Source document:
◆ ◆ ◆ ◆ ◆ ◆ ◆

Skilluminati Research

Ronald Hadley Stark: The Man Behind the LSD Curtain

Posted Jul 12, 2007 10 comments

Ronald Hadley Stark LSDThe curse of doing research out here in Weirdoland is that the really fascinating people are nearly impossible to do research on. For instance, when you're covertly running the world's largest LSD manufacturing and smuggling operation for the CIA, you're not going to be doing interviews in Newsweek or publishing an autobiography. That's precisely the problem with Ronald Hadley Stark, who is one of the most insane characters in the history of LSD -- and that's really saying something, don't you think?

Take some time meditating on that photo of him, by the way -- because it's the only verified picture of him that exists at the moment. This is not an article that lends itself to illustrations.

The Super-Context

For anyone unfamiliar with the tangle of political, scientific, cultural and covert forces behind spread of LSD, this article could get confusing. There were a lot of famous and infamous names in the mix, yet curiously, very few of them ever overlap with Ronald Stark. Yesterday we discussed Al Hubbard -- but there's no evidence that he and Stark ever even crossed paths. Although, as we'll see, Stark had considerable CIA connections, there's also no evidence that Stark had any connection with, or even knowledge of, the MKULTRA program. Then again, 99% of those files were destroyed in 1973.

Where Stark did connect was a meeting in in 1969 with a hippie drug syndicate called The Brotherhood of Eternal Love. (No, not kidding.) They were looking for a new supplier and Stark kicked off the meeting by showing them a kilogram of LSD -- for US readers, that's 2.2 pounds of acid, baby. Needless to say, his resume was persuasive. According to a figure quoted by everyone and verified by nobody, Stark made 20 kilograms of LSD in his career.

Jim Keith offers a paragraph of details on Stark's twilight years that I've never seen corroborated, or even mentioned, anywhere else. That could just mean he did his job better than most journalists, or it could mean he's repeating rumors and gossip -- either way, for the sake of completeness:

Stark...was seen at the student uprisings in Paris in 1968, and was also present at the student demonstrations and labor strikes in Milan in 1969. In the 1970s he lived a posh lifestyle in Italy, hobnobbing with the sicilian Mafiosi, espionage agents of various coloration, and terrorists.

Some Heavy Dudes

Researching Roland Stark, I was reminded of people like Porter Goss, Andijra Puharich, or Barry Seal: it is unreal how much this guy got around. I found him cropping up in articles I had from years ago, like Micheal E. Kreca's report on the manufacturing of the drug war. Stark shows up with some exceptionally creepy company:

Stark also was a close friend of the Los Angeles founders of a small breakaway Scientology sect called "The Process Church of the Final Judgement," English expatriates Robert DeGrimston Moore and Mary Ann McClean.

◆ ◆ ◆ ◆ ◆ ◆ ◆

Data segment:

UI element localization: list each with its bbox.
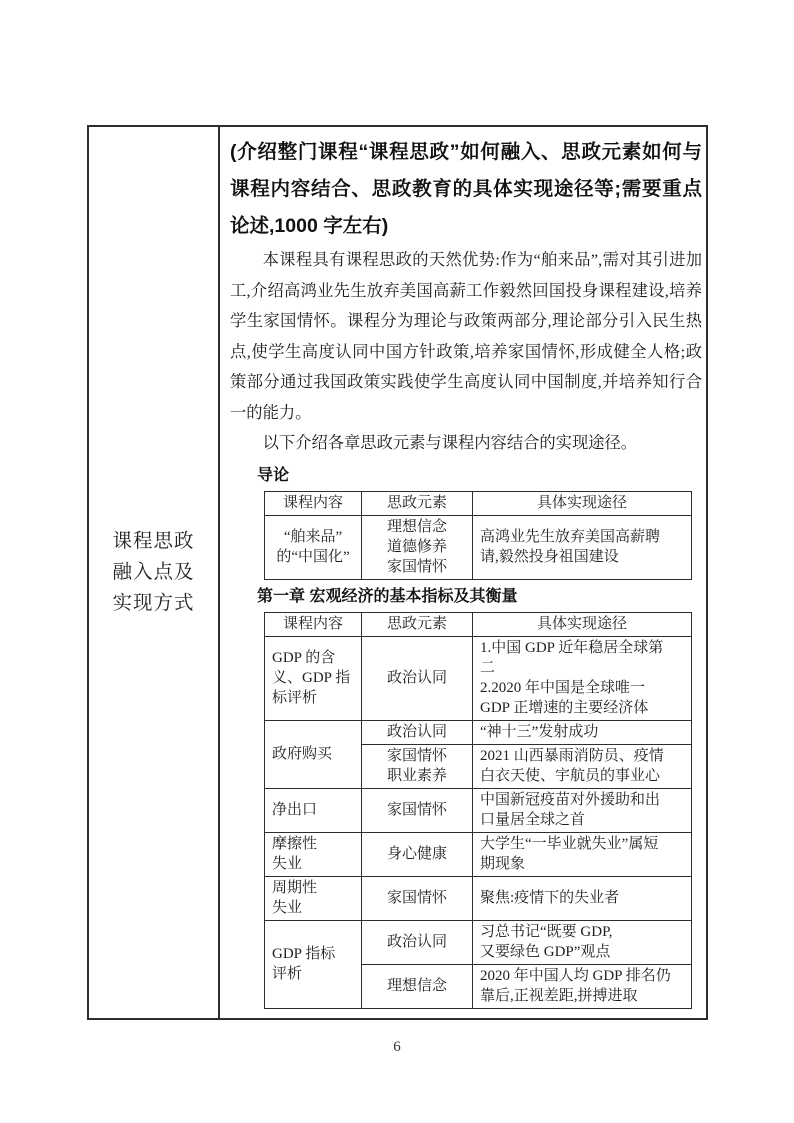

◆ ◆ ◆ ◆ ◆ ◆ ◆

Write the next part of the blog post about Ronald Hadley Stark, picking up after its final sentence rather than continuing the data.

It's kinda suspect how the entire dark side of the hippie years came from California, a continuous stain that kept coming for five straight years. The Process Church shows up in every assassination, occult murder, and lone weirdo event during the late 60's and early 70's. They're connected to L. Ron Hubbard, Charles Manson, David Berkowitz, even the murder of Nicole Simpson, years later. Also, our favorite sociologist technocrat, William Sims Bainbridge, spent three years with them -- studying and learning. He published a book about it in 1978: Satan's Power: A Deviant Psychotherapy Cult

It probably sounds way more lurid than it was. Bainbridge didn't exactly make it sound like a frat party in hell: "there was no violence and no indiscriminate sex, but I found a remarkably aesthetic and intelligent alternative to conventional religion." You can read more in his essay Social Construction from Within: Satan's Process.

Giorgio Floridia

Most of what's known about Ronald Stark today is through an Italian magistrate named Giorgio Floridia, who released Stark from Italian prison in 1979. Apparently, Stark had gotten himself caught in 1975, and spent the following years trying to convince anyone and everyone that he was operating with the blessings of the United States government. Four years later, he finally managed to persuade Floridia, who cited "an impressive series of scrupulously enumerated proofs" that Stark had given him. That series went like this:

Floridia cited Stark's frequent prison visits from Wendy M. Hansen at the US Consulate in Florence, "Dear Ron" letters from Charles C. Adams at the US Embassy in London, addressed to Stark's LSD lab in Brussels (siezed by Italian police after his arrest), and his links with Philip B. Taylor III at the US Consulate in Rome.

Floridia also claims Stark worked for the Defense Department from 1960-62, and recieved paychecks from Fort Lee, in New Jersey. It is worth considering that Stark might have exaggerated his role and connections, and even fabricated evidence, in presenting his case to the magistrate who was in a position to free him. Either way, it worked. Stark was released on parole....and disappeared days later.

In terms of Floridia's motivation, it's worth considering the fate of the guy who came before him:

In June 1978 a Bologna magistrate, Graziano Gori, was assigned to investigate Stark and his astounding web of associates. A few weeks later, Gori was killed in a car wreck.

That, of course, might be the most "impressive proof" of all.

Somehow Not the End

Stark turned up in Holland in 1982. He got deported the next year and apparently died in custody -- because when Italy requested that he be extradited on terrorism charges, the US replied with a copy of Stark's death certificate. (You guessed it -- "heart attack.")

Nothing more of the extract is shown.